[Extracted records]

++++++

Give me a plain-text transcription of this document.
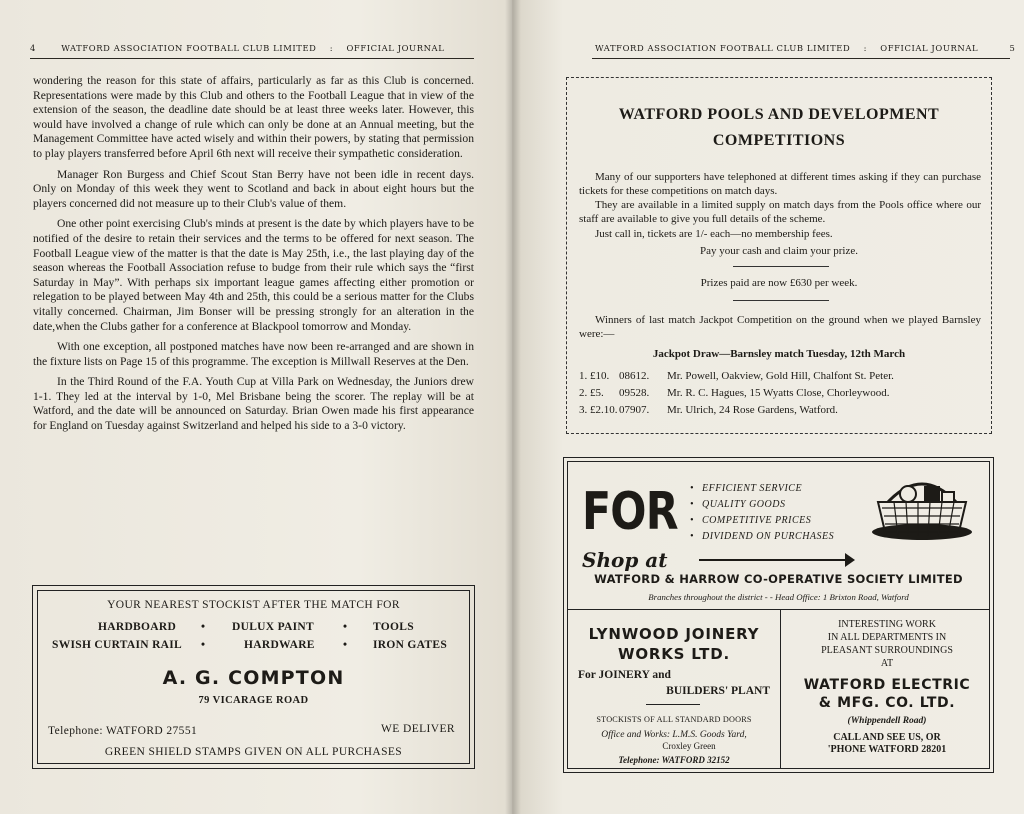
4	WATFORD ASSOCIATION FOOTBALL CLUB LIMITED : OFFICIAL JOURNAL

wondering the reason for this state of affairs, particularly as far as this Club is concerned. Representations were made by this Club and others to the Football League that in view of the extension of the season, the deadline date should be at least three weeks later. However, this would have involved a change of rule which can only be done at an Annual meeting, but the Management Committee have acted wisely and within their powers, by stating that permission to play players transferred before April 6th next will receive their sympathetic consideration.

Manager Ron Burgess and Chief Scout Stan Berry have not been idle in recent days. Only on Monday of this week they went to Scotland and back in about eight hours but the players concerned did not measure up to their Club's value of them.

One other point exercising Club's minds at present is the date by which players have to be notified of the desire to retain their services and the terms to be offered for next season. The Football League view of the matter is that the date is May 25th, i.e., the last playing day of the season whereas the Football Association refuse to budge from their rule which says the “first Saturday in May”. With perhaps six important league games affecting either promotion or relegation to be played between May 4th and 25th, this could be a serious matter for the Clubs vitally concerned. Chairman, Jim Bonser will be pressing strongly for an alteration in the date,when the Clubs gather for a conference at Blackpool tomorrow and Monday.

With one exception, all postponed matches have now been re-arranged and are shown in the fixture lists on Page 15 of this programme. The exception is Millwall Reserves at the Den.

In the Third Round of the F.A. Youth Cup at Villa Park on Wednesday, the Juniors drew 1-1. They led at the interval by 1-0, Mel Brisbane being the scorer. The replay will be at Watford, and the date will be announced on Saturday. Brian Owen made his first appearance for England on Tuesday against Switzerland and helped his side to a 3-0 victory.

YOUR NEAREST STOCKIST AFTER THE MATCH FOR
HARDBOARD • DULUX PAINT	• TOOLS
SWISH CURTAIN RAIL •	HARDWARE • IRON GATES
A. G. COMPTON
79 VICARAGE ROAD
Telephone: WATFORD 27551	WE DELIVER
GREEN SHIELD STAMPS GIVEN ON ALL PURCHASES
WATFORD ASSOCIATION FOOTBALL CLUB LIMITED : OFFICIAL JOURNAL	5
WATFORD POOLS AND DEVELOPMENT
COMPETITIONS

Many of our supporters have telephoned at different times asking if they can purchase tickets for these competitions on match days.

They are available in a limited supply on match days from the Pools office where our staff are available to give you full details of the scheme.

Just call in, tickets are 1/- each—no membership fees.

Pay your cash and claim your prize.

Prizes paid are now £630 per week.

Winners of last match Jackpot Competition on the ground when we played Barnsley were:—

Jackpot Draw—Barnsley match Tuesday, 12th March

1. £10. 08612. Mr. Powell, Oakview, Gold Hill, Chalfont St. Peter.
2. £5. 09528. Mr. R. C. Hagues, 15 Wyatts Close, Chorleywood.
3. £2.10. 07907. Mr. Ulrich, 24 Rose Gardens, Watford.
FOR • EFFICIENT SERVICE
• QUALITY GOODS
• COMPETITIVE PRICES
• DIVIDEND ON PURCHASES
Shop at
WATFORD & HARROW CO-OPERATIVE SOCIETY LIMITED
Branches throughout the district - - Head Office: 1 Brixton Road, Watford
LYNWOOD JOINERY
WORKS LTD.
For JOINERY and
BUILDERS' PLANT
STOCKISTS OF ALL STANDARD DOORS
Office and Works: L.M.S. Goods Yard,
Croxley Green
Telephone: WATFORD 32152
INTERESTING WORK
IN ALL DEPARTMENTS IN
PLEASANT SURROUNDINGS
AT
WATFORD ELECTRIC
& MFG. CO. LTD.
(Whippendell Road)
CALL AND SEE US, OR
'PHONE WATFORD 28201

++++++

## Problem to solve
Print all the records again exactly; do not include any picture.

## Result of this task
Give me a plain-text transcription of this document.
4	WATFORD ASSOCIATION FOOTBALL CLUB LIMITED : OFFICIAL JOURNAL

wondering the reason for this state of affairs, particularly as far as this Club is concerned. Representations were made by this Club and others to the Football League that in view of the extension of the season, the deadline date should be at least three weeks later. However, this would have involved a change of rule which can only be done at an Annual meeting, but the Management Committee have acted wisely and within their powers, by stating that permission to play players transferred before April 6th next will receive their sympathetic consideration.

Manager Ron Burgess and Chief Scout Stan Berry have not been idle in recent days. Only on Monday of this week they went to Scotland and back in about eight hours but the players concerned did not measure up to their Club's value of them.

One other point exercising Club's minds at present is the date by which players have to be notified of the desire to retain their services and the terms to be offered for next season. The Football League view of the matter is that the date is May 25th, i.e., the last playing day of the season whereas the Football Association refuse to budge from their rule which says the “first Saturday in May”. With perhaps six important league games affecting either promotion or relegation to be played between May 4th and 25th, this could be a serious matter for the Clubs vitally concerned. Chairman, Jim Bonser will be pressing strongly for an alteration in the date,when the Clubs gather for a conference at Blackpool tomorrow and Monday.

With one exception, all postponed matches have now been re-arranged and are shown in the fixture lists on Page 15 of this programme. The exception is Millwall Reserves at the Den.

In the Third Round of the F.A. Youth Cup at Villa Park on Wednesday, the Juniors drew 1-1. They led at the interval by 1-0, Mel Brisbane being the scorer. The replay will be at Watford, and the date will be announced on Saturday. Brian Owen made his first appearance for England on Tuesday against Switzerland and helped his side to a 3-0 victory.

YOUR NEAREST STOCKIST AFTER THE MATCH FOR
HARDBOARD • DULUX PAINT	• TOOLS
SWISH CURTAIN RAIL •	HARDWARE • IRON GATES
A. G. COMPTON
79 VICARAGE ROAD
Telephone: WATFORD 27551	WE DELIVER
GREEN SHIELD STAMPS GIVEN ON ALL PURCHASES
WATFORD ASSOCIATION FOOTBALL CLUB LIMITED : OFFICIAL JOURNAL	5
WATFORD POOLS AND DEVELOPMENT
COMPETITIONS

Many of our supporters have telephoned at different times asking if they can purchase tickets for these competitions on match days.

They are available in a limited supply on match days from the Pools office where our staff are available to give you full details of the scheme.

Just call in, tickets are 1/- each—no membership fees.

Pay your cash and claim your prize.

Prizes paid are now £630 per week.

Winners of last match Jackpot Competition on the ground when we played Barnsley were:—

Jackpot Draw—Barnsley match Tuesday, 12th March

1. £10. 08612. Mr. Powell, Oakview, Gold Hill, Chalfont St. Peter.
2. £5. 09528. Mr. R. C. Hagues, 15 Wyatts Close, Chorleywood.
3. £2.10. 07907. Mr. Ulrich, 24 Rose Gardens, Watford.
FOR • EFFICIENT SERVICE
• QUALITY GOODS
• COMPETITIVE PRICES
• DIVIDEND ON PURCHASES
Shop at
WATFORD & HARROW CO-OPERATIVE SOCIETY LIMITED
Branches throughout the district - - Head Office: 1 Brixton Road, Watford
LYNWOOD JOINERY
WORKS LTD.
For JOINERY and
BUILDERS' PLANT
STOCKISTS OF ALL STANDARD DOORS
Office and Works: L.M.S. Goods Yard,
Croxley Green
Telephone: WATFORD 32152
INTERESTING WORK
IN ALL DEPARTMENTS IN
PLEASANT SURROUNDINGS
AT
WATFORD ELECTRIC
& MFG. CO. LTD.
(Whippendell Road)
CALL AND SEE US, OR
'PHONE WATFORD 28201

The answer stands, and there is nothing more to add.